— Exercise requirements —
Gather all lines from the material that contain the word "colors".

*****

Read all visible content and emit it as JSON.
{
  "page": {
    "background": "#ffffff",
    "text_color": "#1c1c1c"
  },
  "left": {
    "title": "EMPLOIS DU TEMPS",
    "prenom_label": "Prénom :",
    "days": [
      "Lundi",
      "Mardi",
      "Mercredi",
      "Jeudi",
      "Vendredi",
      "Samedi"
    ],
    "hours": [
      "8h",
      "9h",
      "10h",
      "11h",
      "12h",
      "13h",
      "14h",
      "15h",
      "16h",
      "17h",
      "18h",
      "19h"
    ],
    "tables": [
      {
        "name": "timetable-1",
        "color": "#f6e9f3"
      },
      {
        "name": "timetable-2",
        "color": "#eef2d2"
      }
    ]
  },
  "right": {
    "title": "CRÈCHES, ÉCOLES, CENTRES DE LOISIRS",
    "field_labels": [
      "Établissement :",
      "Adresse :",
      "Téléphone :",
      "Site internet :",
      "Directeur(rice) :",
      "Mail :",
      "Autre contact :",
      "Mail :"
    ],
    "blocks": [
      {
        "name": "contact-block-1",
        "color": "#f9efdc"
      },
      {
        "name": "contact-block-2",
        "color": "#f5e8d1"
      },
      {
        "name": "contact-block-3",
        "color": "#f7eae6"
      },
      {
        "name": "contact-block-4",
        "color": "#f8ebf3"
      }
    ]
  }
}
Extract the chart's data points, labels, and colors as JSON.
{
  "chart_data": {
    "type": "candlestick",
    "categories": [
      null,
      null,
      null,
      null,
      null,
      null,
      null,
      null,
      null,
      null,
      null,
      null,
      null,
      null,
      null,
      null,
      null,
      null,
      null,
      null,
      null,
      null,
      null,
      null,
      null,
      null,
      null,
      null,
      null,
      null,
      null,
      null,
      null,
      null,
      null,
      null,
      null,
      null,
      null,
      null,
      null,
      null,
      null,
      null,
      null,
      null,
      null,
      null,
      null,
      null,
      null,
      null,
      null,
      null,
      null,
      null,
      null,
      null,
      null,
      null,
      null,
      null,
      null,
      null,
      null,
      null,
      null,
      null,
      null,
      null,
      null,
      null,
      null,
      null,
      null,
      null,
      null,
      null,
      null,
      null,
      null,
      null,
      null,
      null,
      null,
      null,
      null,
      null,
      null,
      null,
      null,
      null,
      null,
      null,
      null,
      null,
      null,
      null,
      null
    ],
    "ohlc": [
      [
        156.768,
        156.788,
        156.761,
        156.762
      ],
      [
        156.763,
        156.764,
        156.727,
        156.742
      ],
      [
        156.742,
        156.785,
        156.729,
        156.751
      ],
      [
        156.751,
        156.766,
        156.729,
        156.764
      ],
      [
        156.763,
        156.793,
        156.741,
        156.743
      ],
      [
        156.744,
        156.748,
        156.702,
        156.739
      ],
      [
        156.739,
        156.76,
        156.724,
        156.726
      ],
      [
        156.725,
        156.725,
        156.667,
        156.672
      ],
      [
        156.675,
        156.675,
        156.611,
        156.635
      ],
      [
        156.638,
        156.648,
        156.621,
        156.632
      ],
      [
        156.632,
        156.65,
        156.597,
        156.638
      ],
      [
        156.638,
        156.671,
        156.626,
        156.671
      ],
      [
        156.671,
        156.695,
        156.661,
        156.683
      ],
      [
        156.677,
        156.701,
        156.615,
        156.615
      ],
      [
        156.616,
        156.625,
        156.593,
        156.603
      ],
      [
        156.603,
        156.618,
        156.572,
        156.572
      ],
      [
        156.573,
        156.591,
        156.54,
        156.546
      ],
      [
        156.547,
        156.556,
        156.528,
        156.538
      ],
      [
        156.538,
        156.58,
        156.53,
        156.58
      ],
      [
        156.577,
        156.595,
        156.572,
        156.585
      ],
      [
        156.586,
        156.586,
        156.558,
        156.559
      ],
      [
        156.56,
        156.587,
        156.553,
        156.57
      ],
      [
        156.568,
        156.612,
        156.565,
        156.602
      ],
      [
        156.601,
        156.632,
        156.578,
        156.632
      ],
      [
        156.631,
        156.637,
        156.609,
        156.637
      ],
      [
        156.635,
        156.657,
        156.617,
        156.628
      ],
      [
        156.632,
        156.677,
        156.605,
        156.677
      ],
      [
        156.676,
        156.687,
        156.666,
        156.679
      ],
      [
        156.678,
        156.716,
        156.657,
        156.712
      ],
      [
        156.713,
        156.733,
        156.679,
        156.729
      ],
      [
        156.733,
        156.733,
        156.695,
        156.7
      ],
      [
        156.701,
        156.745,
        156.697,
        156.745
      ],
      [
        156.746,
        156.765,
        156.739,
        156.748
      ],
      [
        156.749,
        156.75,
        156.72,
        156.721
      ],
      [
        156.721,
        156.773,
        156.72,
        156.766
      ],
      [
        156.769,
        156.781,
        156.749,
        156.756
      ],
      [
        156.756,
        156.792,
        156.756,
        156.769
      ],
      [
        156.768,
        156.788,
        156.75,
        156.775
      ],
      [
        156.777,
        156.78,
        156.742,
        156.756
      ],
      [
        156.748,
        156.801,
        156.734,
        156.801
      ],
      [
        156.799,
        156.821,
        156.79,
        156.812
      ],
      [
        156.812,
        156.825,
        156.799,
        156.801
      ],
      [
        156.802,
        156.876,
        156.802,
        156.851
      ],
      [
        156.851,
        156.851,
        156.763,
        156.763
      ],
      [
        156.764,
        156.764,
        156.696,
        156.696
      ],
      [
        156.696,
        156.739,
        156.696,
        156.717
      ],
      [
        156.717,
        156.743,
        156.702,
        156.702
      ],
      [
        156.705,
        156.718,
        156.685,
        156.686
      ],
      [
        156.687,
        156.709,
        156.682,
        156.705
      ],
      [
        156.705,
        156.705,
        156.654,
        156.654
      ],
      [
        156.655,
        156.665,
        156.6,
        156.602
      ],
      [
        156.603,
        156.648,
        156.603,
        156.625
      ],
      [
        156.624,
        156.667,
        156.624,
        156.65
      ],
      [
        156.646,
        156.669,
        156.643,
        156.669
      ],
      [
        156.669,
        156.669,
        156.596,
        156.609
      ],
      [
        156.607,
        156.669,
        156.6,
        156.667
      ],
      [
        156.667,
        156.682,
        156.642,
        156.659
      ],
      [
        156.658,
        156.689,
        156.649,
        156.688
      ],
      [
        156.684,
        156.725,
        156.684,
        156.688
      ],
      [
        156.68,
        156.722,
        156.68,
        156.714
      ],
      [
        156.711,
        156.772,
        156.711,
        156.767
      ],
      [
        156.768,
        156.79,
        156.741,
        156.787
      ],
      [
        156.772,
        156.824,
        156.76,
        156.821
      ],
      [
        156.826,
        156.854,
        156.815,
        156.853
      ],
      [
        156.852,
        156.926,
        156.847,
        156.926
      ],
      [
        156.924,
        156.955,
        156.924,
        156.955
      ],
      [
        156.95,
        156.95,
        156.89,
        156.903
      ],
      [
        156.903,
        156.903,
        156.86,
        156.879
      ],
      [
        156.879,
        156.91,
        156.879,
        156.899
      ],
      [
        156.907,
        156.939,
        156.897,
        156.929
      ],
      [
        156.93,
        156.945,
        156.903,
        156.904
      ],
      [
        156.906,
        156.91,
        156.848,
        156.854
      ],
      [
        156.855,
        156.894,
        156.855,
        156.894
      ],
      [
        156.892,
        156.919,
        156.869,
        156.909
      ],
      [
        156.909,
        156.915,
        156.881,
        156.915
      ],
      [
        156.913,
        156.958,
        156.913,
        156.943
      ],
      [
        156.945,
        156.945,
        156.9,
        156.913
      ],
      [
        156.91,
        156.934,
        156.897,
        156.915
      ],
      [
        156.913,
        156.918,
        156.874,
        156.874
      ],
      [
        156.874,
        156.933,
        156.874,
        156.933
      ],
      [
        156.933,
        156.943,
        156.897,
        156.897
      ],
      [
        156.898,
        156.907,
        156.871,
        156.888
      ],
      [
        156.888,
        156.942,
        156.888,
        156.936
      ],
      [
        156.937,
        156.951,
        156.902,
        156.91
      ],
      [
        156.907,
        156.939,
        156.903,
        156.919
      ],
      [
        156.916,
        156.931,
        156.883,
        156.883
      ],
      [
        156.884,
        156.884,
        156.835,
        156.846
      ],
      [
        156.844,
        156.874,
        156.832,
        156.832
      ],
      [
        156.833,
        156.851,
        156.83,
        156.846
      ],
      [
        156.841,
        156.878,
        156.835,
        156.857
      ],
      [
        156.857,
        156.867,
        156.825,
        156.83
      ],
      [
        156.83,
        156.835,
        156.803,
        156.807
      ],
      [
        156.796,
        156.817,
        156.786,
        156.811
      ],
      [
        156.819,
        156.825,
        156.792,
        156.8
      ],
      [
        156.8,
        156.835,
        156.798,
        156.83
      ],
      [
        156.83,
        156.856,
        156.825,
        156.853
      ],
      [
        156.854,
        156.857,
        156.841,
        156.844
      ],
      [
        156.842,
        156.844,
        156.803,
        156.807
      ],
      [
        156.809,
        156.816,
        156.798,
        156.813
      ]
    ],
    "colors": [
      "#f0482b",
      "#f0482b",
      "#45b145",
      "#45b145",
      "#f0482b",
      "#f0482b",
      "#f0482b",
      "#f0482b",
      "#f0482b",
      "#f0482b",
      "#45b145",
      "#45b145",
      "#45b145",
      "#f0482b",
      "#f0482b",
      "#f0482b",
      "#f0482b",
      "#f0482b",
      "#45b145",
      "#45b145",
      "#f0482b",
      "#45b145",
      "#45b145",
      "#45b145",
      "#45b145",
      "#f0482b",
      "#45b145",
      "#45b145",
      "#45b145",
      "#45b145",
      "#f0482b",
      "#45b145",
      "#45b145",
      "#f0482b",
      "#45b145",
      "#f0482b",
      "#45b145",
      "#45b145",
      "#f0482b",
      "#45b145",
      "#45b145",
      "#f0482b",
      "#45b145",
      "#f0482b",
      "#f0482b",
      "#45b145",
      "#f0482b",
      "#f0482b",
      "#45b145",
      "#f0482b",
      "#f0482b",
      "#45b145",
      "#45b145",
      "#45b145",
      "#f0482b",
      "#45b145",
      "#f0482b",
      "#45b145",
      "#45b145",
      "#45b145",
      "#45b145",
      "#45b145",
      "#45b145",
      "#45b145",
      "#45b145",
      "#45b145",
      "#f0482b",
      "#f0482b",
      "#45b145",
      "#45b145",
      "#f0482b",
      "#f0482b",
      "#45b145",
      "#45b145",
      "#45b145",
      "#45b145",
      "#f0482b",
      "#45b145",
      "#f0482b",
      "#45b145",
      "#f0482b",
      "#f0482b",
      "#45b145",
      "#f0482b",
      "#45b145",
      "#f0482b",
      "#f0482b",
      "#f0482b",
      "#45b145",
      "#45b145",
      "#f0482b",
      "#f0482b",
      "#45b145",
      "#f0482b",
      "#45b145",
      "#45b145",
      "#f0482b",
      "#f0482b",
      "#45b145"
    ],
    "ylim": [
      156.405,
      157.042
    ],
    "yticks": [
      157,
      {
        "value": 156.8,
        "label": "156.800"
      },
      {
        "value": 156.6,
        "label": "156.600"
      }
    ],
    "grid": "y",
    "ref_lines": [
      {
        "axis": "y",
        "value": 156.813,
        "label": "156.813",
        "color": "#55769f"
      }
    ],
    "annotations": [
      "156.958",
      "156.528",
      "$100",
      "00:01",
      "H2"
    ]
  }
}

*****

— Response to the exercise —
Extract the chart's data points, labels, and colors as JSON.
    "colors": [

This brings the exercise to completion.